WHAT NEEDS TO BE DONE:
Below are records to repeat exactly. Omit the pictures from the copy.

======

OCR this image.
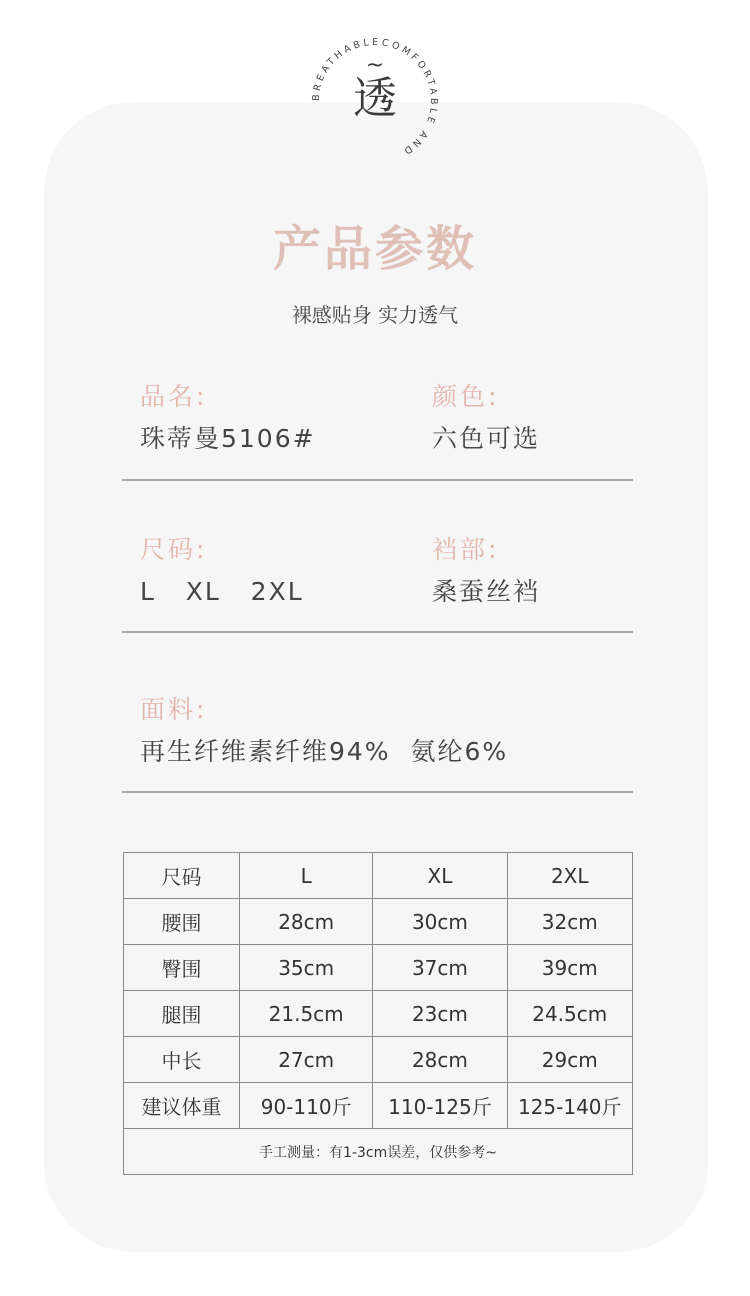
BREATHABLECOMFORTABLE AND
~
透
产品参数
裸感贴身 实力透气
品名:
珠蒂曼5106#
颜色:
六色可选
尺码:
L   XL   2XL
裆部:
桑蚕丝裆
面料:
再生纤维素纤维94%  氨纶6%
尺码	L	XL	2XL
腰围	28cm	30cm	32cm
臀围	35cm	37cm	39cm
腿围	21.5cm	23cm	24.5cm
中长	27cm	28cm	29cm
建议体重	90-110斤	110-125斤	125-140斤
手工测量：有1-3cm误差，仅供参考~			
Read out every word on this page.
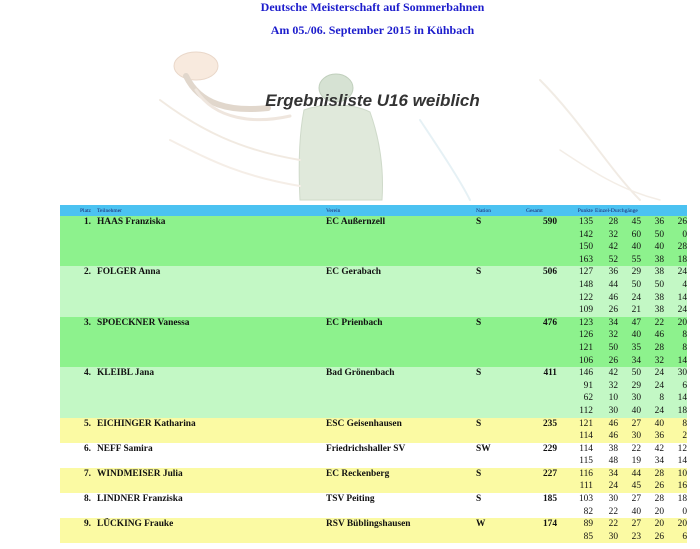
Deutsche Meisterschaft auf Sommerbahnen
Am 05./06. September 2015 in Kühbach
Ergebnisliste U16 weiblich
Platz	Teilnehmer	Verein	Nation	Gesamt	Punkte	Einzel-Durchgänge			
1.	HAAS Franziska	EC Außernzell	S	590	135	28	45	36	26
					142	32	60	50	0
					150	42	40	40	28
					163	52	55	38	18
2.	FOLGER Anna	EC Gerabach	S	506	127	36	29	38	24
					148	44	50	50	4
					122	46	24	38	14
					109	26	21	38	24
3.	SPOECKNER Vanessa	EC Prienbach	S	476	123	34	47	22	20
					126	32	40	46	8
					121	50	35	28	8
					106	26	34	32	14
4.	KLEIBL Jana	Bad Grönenbach	S	411	146	42	50	24	30
					91	32	29	24	6
					62	10	30	8	14
					112	30	40	24	18
5.	EICHINGER Katharina	ESC Geisenhausen	S	235	121	46	27	40	8
					114	46	30	36	2
6.	NEFF Samira	Friedrichshaller SV	SW	229	114	38	22	42	12
					115	48	19	34	14
7.	WINDMEISER Julia	EC Reckenberg	S	227	116	34	44	28	10
					111	24	45	26	16
8.	LINDNER Franziska	TSV Peiting	S	185	103	30	27	28	18
					82	22	40	20	0
9.	LÜCKING Frauke	RSV Büblingshausen	W	174	89	22	27	20	20
					85	30	23	26	6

======

SOLUTION TO THIS EXERCISE:
OCR this image.
BREATHABLECOMFORTABLE AND
~
透
产品参数
裸感贴身 实力透气
品名:
珠蒂曼5106#
颜色:
六色可选
尺码:
L   XL   2XL
裆部:
桑蚕丝裆
面料:
再生纤维素纤维94%  氨纶6%
尺码	L	XL	2XL
腰围	28cm	30cm	32cm
臀围	35cm	37cm	39cm
腿围	21.5cm	23cm	24.5cm
中长	27cm	28cm	29cm
建议体重	90-110斤	110-125斤	125-140斤
手工测量：有1-3cm误差，仅供参考~			
Read out every word on this page.
Deutsche Meisterschaft auf Sommerbahnen
Am 05./06. September 2015 in Kühbach
Ergebnisliste U16 weiblich
Platz	Teilnehmer	Verein	Nation	Gesamt	Punkte	Einzel-Durchgänge			
1.	HAAS Franziska	EC Außernzell	S	590	135	28	45	36	26
					142	32	60	50	0
					150	42	40	40	28
					163	52	55	38	18
2.	FOLGER Anna	EC Gerabach	S	506	127	36	29	38	24
					148	44	50	50	4
					122	46	24	38	14
					109	26	21	38	24
3.	SPOECKNER Vanessa	EC Prienbach	S	476	123	34	47	22	20
					126	32	40	46	8
					121	50	35	28	8
					106	26	34	32	14
4.	KLEIBL Jana	Bad Grönenbach	S	411	146	42	50	24	30
					91	32	29	24	6
					62	10	30	8	14
					112	30	40	24	18
5.	EICHINGER Katharina	ESC Geisenhausen	S	235	121	46	27	40	8
					114	46	30	36	2
6.	NEFF Samira	Friedrichshaller SV	SW	229	114	38	22	42	12
					115	48	19	34	14
7.	WINDMEISER Julia	EC Reckenberg	S	227	116	34	44	28	10
					111	24	45	26	16
8.	LINDNER Franziska	TSV Peiting	S	185	103	30	27	28	18
					82	22	40	20	0
9.	LÜCKING Frauke	RSV Büblingshausen	W	174	89	22	27	20	20
					85	30	23	26	6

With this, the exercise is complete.